GIVEN TASK – Give the material again in full, matching it exactly.

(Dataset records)
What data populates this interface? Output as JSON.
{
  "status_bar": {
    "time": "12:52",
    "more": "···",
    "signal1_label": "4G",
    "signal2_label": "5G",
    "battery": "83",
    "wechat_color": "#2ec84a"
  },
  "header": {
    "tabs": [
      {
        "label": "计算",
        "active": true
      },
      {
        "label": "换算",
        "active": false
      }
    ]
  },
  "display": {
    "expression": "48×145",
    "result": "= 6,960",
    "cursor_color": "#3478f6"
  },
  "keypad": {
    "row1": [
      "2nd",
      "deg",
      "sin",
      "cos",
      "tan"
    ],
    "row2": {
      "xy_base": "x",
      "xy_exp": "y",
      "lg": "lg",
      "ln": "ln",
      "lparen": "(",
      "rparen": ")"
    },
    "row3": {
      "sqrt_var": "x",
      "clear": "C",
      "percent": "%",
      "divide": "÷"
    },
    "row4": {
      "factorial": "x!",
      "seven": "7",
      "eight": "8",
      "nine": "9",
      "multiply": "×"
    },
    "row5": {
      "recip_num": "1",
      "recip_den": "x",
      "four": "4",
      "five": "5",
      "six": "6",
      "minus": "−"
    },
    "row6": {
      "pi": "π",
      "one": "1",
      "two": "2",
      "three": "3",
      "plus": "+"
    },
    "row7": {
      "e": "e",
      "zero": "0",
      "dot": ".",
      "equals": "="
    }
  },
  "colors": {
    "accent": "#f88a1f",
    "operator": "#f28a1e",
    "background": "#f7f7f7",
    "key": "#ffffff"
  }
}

OUTPUT BELOW –
What data populates this interface? Output as JSON.
{
  "status_bar": {
    "time": "12:52",
    "more": "···",
    "signal1_label": "4G",
    "signal2_label": "5G",
    "battery": "83",
    "wechat_color": "#2ec84a"
  },
  "header": {
    "tabs": [
      {
        "label": "计算",
        "active": true
      },
      {
        "label": "换算",
        "active": false
      }
    ]
  },
  "display": {
    "expression": "48×145",
    "result": "= 6,960",
    "cursor_color": "#3478f6"
  },
  "keypad": {
    "row1": [
      "2nd",
      "deg",
      "sin",
      "cos",
      "tan"
    ],
    "row2": {
      "xy_base": "x",
      "xy_exp": "y",
      "lg": "lg",
      "ln": "ln",
      "lparen": "(",
      "rparen": ")"
    },
    "row3": {
      "sqrt_var": "x",
      "clear": "C",
      "percent": "%",
      "divide": "÷"
    },
    "row4": {
      "factorial": "x!",
      "seven": "7",
      "eight": "8",
      "nine": "9",
      "multiply": "×"
    },
    "row5": {
      "recip_num": "1",
      "recip_den": "x",
      "four": "4",
      "five": "5",
      "six": "6",
      "minus": "−"
    },
    "row6": {
      "pi": "π",
      "one": "1",
      "two": "2",
      "three": "3",
      "plus": "+"
    },
    "row7": {
      "e": "e",
      "zero": "0",
      "dot": ".",
      "equals": "="
    }
  },
  "colors": {
    "accent": "#f88a1f",
    "operator": "#f28a1e",
    "background": "#f7f7f7",
    "key": "#ffffff"
  }
}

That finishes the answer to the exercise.